• _GIVEN DATA_:
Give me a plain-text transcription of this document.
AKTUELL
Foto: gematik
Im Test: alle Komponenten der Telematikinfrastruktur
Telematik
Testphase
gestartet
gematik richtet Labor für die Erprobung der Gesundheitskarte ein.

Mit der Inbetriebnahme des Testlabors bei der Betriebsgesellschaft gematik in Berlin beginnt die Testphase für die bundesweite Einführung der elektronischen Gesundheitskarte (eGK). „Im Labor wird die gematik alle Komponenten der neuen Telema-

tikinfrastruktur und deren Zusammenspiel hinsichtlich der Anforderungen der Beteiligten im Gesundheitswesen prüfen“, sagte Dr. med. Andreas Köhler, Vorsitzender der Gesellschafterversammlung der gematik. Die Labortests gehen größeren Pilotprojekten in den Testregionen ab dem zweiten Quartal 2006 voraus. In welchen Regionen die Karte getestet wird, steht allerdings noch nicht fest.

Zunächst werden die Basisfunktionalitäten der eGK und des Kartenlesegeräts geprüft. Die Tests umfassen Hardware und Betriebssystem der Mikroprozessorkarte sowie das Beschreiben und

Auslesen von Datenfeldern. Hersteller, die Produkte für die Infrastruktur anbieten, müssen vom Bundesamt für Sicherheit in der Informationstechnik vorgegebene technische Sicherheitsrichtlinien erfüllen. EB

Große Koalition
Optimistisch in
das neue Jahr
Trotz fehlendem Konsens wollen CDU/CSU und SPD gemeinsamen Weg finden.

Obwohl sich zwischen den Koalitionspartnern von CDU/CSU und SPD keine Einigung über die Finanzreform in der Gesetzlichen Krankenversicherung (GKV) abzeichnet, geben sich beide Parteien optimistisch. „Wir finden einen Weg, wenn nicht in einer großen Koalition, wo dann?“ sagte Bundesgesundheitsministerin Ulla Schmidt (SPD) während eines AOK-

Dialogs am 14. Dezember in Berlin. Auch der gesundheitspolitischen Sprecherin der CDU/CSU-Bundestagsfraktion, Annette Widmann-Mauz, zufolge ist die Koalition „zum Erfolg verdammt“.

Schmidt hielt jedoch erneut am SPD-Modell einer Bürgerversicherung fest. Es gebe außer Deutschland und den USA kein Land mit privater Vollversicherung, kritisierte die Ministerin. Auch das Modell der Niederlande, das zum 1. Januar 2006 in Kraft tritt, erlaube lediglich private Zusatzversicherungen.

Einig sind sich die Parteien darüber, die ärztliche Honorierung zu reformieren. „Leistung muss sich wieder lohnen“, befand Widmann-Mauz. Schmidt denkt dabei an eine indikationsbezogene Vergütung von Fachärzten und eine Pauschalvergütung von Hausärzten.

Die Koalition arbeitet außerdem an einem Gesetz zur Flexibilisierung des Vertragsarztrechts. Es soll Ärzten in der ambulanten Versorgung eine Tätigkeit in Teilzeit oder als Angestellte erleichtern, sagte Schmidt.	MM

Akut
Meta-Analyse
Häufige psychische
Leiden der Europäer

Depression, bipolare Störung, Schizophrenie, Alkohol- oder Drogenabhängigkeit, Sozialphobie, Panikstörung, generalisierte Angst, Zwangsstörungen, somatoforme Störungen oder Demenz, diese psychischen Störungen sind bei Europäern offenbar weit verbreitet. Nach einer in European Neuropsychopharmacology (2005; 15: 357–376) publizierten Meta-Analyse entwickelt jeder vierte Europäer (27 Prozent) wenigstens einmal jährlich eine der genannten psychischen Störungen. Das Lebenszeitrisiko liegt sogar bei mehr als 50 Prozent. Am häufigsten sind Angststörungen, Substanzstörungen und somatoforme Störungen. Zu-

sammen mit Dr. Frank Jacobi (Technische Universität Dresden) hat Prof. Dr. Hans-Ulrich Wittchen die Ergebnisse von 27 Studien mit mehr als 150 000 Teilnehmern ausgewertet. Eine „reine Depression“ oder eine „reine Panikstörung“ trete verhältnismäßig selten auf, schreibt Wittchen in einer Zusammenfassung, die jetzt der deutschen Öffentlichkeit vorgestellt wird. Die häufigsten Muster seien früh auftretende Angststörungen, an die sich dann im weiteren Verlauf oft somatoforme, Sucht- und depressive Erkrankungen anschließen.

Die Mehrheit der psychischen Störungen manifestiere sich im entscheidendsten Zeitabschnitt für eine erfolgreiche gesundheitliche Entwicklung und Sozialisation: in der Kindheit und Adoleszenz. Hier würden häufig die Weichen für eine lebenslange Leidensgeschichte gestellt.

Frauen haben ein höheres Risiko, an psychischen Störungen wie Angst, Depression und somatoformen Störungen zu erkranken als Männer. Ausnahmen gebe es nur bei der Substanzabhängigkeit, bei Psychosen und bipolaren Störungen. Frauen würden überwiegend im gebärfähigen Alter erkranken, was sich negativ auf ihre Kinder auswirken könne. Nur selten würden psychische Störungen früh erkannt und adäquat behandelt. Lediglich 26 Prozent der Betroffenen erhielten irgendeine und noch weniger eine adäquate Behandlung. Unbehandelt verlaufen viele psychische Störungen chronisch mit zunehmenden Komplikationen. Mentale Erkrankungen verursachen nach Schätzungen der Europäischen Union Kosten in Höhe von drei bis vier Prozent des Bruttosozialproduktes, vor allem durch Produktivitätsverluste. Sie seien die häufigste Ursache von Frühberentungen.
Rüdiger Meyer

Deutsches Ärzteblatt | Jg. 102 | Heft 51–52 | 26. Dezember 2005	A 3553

• _DIRECTIVE_:
Write down only how many lines in the listing contain the word "Berlin".

• _REPLY_:
2